WORK TO COMPLETE
Output the data below in full, character for character.

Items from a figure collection
·····

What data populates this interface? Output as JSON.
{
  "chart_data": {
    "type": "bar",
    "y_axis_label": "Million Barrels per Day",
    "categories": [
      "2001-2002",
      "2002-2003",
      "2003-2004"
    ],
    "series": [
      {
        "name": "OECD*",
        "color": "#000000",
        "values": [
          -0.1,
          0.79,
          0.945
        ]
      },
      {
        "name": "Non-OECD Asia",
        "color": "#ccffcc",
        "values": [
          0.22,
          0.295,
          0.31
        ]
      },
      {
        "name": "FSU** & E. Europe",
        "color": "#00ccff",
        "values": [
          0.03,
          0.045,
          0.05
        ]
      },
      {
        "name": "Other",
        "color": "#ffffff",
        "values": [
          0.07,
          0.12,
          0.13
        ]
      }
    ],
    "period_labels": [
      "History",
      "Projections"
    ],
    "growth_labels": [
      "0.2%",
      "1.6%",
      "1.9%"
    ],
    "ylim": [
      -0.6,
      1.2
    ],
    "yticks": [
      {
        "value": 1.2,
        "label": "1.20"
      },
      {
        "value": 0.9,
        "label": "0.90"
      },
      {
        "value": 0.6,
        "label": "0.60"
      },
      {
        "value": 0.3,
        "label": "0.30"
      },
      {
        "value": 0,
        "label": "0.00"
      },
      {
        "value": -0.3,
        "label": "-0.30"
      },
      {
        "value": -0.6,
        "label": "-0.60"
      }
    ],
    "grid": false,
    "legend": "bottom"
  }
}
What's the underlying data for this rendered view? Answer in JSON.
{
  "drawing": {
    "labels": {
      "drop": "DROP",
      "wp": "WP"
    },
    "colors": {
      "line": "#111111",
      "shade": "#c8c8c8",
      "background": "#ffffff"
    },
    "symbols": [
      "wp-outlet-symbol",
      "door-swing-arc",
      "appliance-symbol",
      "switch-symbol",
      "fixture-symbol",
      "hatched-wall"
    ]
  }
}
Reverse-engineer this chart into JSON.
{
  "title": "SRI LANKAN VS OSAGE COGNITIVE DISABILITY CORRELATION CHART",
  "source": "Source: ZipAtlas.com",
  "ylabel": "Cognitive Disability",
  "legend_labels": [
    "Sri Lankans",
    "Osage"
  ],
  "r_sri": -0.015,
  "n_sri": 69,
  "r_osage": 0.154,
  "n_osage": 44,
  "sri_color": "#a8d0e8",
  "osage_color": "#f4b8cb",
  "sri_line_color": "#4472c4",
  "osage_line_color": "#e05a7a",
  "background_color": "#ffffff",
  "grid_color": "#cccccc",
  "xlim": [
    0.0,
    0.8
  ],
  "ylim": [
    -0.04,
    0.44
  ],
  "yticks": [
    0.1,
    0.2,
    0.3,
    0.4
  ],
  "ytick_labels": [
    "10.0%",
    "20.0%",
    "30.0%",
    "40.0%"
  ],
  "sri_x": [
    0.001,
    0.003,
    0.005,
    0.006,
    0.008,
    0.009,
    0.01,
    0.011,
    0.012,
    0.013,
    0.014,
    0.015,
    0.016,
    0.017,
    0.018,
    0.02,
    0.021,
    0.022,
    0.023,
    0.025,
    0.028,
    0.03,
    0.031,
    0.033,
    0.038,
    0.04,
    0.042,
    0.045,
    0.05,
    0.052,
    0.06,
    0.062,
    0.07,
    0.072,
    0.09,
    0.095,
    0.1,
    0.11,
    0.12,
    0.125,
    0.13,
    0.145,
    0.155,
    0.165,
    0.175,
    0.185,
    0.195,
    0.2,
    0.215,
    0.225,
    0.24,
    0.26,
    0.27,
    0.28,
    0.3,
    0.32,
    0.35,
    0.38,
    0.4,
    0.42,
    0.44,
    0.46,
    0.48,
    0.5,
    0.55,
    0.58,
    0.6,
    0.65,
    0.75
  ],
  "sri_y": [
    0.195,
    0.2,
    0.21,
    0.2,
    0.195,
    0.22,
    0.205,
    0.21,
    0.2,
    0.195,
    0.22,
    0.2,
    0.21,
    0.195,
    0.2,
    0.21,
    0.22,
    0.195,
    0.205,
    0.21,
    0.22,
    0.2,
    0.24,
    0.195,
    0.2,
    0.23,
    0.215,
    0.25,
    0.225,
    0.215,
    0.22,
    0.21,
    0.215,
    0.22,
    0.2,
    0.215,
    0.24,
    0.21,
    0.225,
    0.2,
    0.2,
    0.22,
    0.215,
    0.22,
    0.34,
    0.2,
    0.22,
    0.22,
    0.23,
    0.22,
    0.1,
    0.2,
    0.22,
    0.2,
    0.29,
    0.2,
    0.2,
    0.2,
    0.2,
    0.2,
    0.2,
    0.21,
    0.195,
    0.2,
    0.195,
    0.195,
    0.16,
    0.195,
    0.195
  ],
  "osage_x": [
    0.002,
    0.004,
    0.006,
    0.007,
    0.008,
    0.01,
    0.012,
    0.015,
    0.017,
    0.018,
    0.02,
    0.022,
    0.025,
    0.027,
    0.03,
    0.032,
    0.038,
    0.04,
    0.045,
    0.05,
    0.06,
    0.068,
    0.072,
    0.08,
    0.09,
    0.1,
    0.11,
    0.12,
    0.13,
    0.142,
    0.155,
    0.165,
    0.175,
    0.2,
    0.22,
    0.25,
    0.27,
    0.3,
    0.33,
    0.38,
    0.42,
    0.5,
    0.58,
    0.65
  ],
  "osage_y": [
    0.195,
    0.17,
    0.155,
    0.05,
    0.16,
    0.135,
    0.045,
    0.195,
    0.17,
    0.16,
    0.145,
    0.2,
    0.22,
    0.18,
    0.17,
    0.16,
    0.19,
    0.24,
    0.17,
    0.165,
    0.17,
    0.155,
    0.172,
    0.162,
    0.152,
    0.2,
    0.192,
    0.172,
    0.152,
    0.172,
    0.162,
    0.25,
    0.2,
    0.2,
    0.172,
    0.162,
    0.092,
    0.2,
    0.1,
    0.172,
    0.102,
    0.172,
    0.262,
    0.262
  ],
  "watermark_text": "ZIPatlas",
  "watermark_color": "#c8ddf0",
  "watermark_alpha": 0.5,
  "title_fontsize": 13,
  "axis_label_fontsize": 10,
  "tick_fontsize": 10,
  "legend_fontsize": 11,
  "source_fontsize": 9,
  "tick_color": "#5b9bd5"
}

·····

REPLY
What data populates this interface? Output as JSON.
{
  "chart_data": {
    "type": "bar",
    "y_axis_label": "Million Barrels per Day",
    "categories": [
      "2001-2002",
      "2002-2003",
      "2003-2004"
    ],
    "series": [
      {
        "name": "OECD*",
        "color": "#000000",
        "values": [
          -0.1,
          0.79,
          0.945
        ]
      },
      {
        "name": "Non-OECD Asia",
        "color": "#ccffcc",
        "values": [
          0.22,
          0.295,
          0.31
        ]
      },
      {
        "name": "FSU** & E. Europe",
        "color": "#00ccff",
        "values": [
          0.03,
          0.045,
          0.05
        ]
      },
      {
        "name": "Other",
        "color": "#ffffff",
        "values": [
          0.07,
          0.12,
          0.13
        ]
      }
    ],
    "period_labels": [
      "History",
      "Projections"
    ],
    "growth_labels": [
      "0.2%",
      "1.6%",
      "1.9%"
    ],
    "ylim": [
      -0.6,
      1.2
    ],
    "yticks": [
      {
        "value": 1.2,
        "label": "1.20"
      },
      {
        "value": 0.9,
        "label": "0.90"
      },
      {
        "value": 0.6,
        "label": "0.60"
      },
      {
        "value": 0.3,
        "label": "0.30"
      },
      {
        "value": 0,
        "label": "0.00"
      },
      {
        "value": -0.3,
        "label": "-0.30"
      },
      {
        "value": -0.6,
        "label": "-0.60"
      }
    ],
    "grid": false,
    "legend": "bottom"
  }
}
What's the underlying data for this rendered view? Answer in JSON.
{
  "drawing": {
    "labels": {
      "drop": "DROP",
      "wp": "WP"
    },
    "colors": {
      "line": "#111111",
      "shade": "#c8c8c8",
      "background": "#ffffff"
    },
    "symbols": [
      "wp-outlet-symbol",
      "door-swing-arc",
      "appliance-symbol",
      "switch-symbol",
      "fixture-symbol",
      "hatched-wall"
    ]
  }
}
Reverse-engineer this chart into JSON.
{
  "title": "SRI LANKAN VS OSAGE COGNITIVE DISABILITY CORRELATION CHART",
  "source": "Source: ZipAtlas.com",
  "ylabel": "Cognitive Disability",
  "legend_labels": [
    "Sri Lankans",
    "Osage"
  ],
  "r_sri": -0.015,
  "n_sri": 69,
  "r_osage": 0.154,
  "n_osage": 44,
  "sri_color": "#a8d0e8",
  "osage_color": "#f4b8cb",
  "sri_line_color": "#4472c4",
  "osage_line_color": "#e05a7a",
  "background_color": "#ffffff",
  "grid_color": "#cccccc",
  "xlim": [
    0.0,
    0.8
  ],
  "ylim": [
    -0.04,
    0.44
  ],
  "yticks": [
    0.1,
    0.2,
    0.3,
    0.4
  ],
  "ytick_labels": [
    "10.0%",
    "20.0%",
    "30.0%",
    "40.0%"
  ],
  "sri_x": [
    0.001,
    0.003,
    0.005,
    0.006,
    0.008,
    0.009,
    0.01,
    0.011,
    0.012,
    0.013,
    0.014,
    0.015,
    0.016,
    0.017,
    0.018,
    0.02,
    0.021,
    0.022,
    0.023,
    0.025,
    0.028,
    0.03,
    0.031,
    0.033,
    0.038,
    0.04,
    0.042,
    0.045,
    0.05,
    0.052,
    0.06,
    0.062,
    0.07,
    0.072,
    0.09,
    0.095,
    0.1,
    0.11,
    0.12,
    0.125,
    0.13,
    0.145,
    0.155,
    0.165,
    0.175,
    0.185,
    0.195,
    0.2,
    0.215,
    0.225,
    0.24,
    0.26,
    0.27,
    0.28,
    0.3,
    0.32,
    0.35,
    0.38,
    0.4,
    0.42,
    0.44,
    0.46,
    0.48,
    0.5,
    0.55,
    0.58,
    0.6,
    0.65,
    0.75
  ],
  "sri_y": [
    0.195,
    0.2,
    0.21,
    0.2,
    0.195,
    0.22,
    0.205,
    0.21,
    0.2,
    0.195,
    0.22,
    0.2,
    0.21,
    0.195,
    0.2,
    0.21,
    0.22,
    0.195,
    0.205,
    0.21,
    0.22,
    0.2,
    0.24,
    0.195,
    0.2,
    0.23,
    0.215,
    0.25,
    0.225,
    0.215,
    0.22,
    0.21,
    0.215,
    0.22,
    0.2,
    0.215,
    0.24,
    0.21,
    0.225,
    0.2,
    0.2,
    0.22,
    0.215,
    0.22,
    0.34,
    0.2,
    0.22,
    0.22,
    0.23,
    0.22,
    0.1,
    0.2,
    0.22,
    0.2,
    0.29,
    0.2,
    0.2,
    0.2,
    0.2,
    0.2,
    0.2,
    0.21,
    0.195,
    0.2,
    0.195,
    0.195,
    0.16,
    0.195,
    0.195
  ],
  "osage_x": [
    0.002,
    0.004,
    0.006,
    0.007,
    0.008,
    0.01,
    0.012,
    0.015,
    0.017,
    0.018,
    0.02,
    0.022,
    0.025,
    0.027,
    0.03,
    0.032,
    0.038,
    0.04,
    0.045,
    0.05,
    0.06,
    0.068,
    0.072,
    0.08,
    0.09,
    0.1,
    0.11,
    0.12,
    0.13,
    0.142,
    0.155,
    0.165,
    0.175,
    0.2,
    0.22,
    0.25,
    0.27,
    0.3,
    0.33,
    0.38,
    0.42,
    0.5,
    0.58,
    0.65
  ],
  "osage_y": [
    0.195,
    0.17,
    0.155,
    0.05,
    0.16,
    0.135,
    0.045,
    0.195,
    0.17,
    0.16,
    0.145,
    0.2,
    0.22,
    0.18,
    0.17,
    0.16,
    0.19,
    0.24,
    0.17,
    0.165,
    0.17,
    0.155,
    0.172,
    0.162,
    0.152,
    0.2,
    0.192,
    0.172,
    0.152,
    0.172,
    0.162,
    0.25,
    0.2,
    0.2,
    0.172,
    0.162,
    0.092,
    0.2,
    0.1,
    0.172,
    0.102,
    0.172,
    0.262,
    0.262
  ],
  "watermark_text": "ZIPatlas",
  "watermark_color": "#c8ddf0",
  "watermark_alpha": 0.5,
  "title_fontsize": 13,
  "axis_label_fontsize": 10,
  "tick_fontsize": 10,
  "legend_fontsize": 11,
  "source_fontsize": 9,
  "tick_color": "#5b9bd5"
}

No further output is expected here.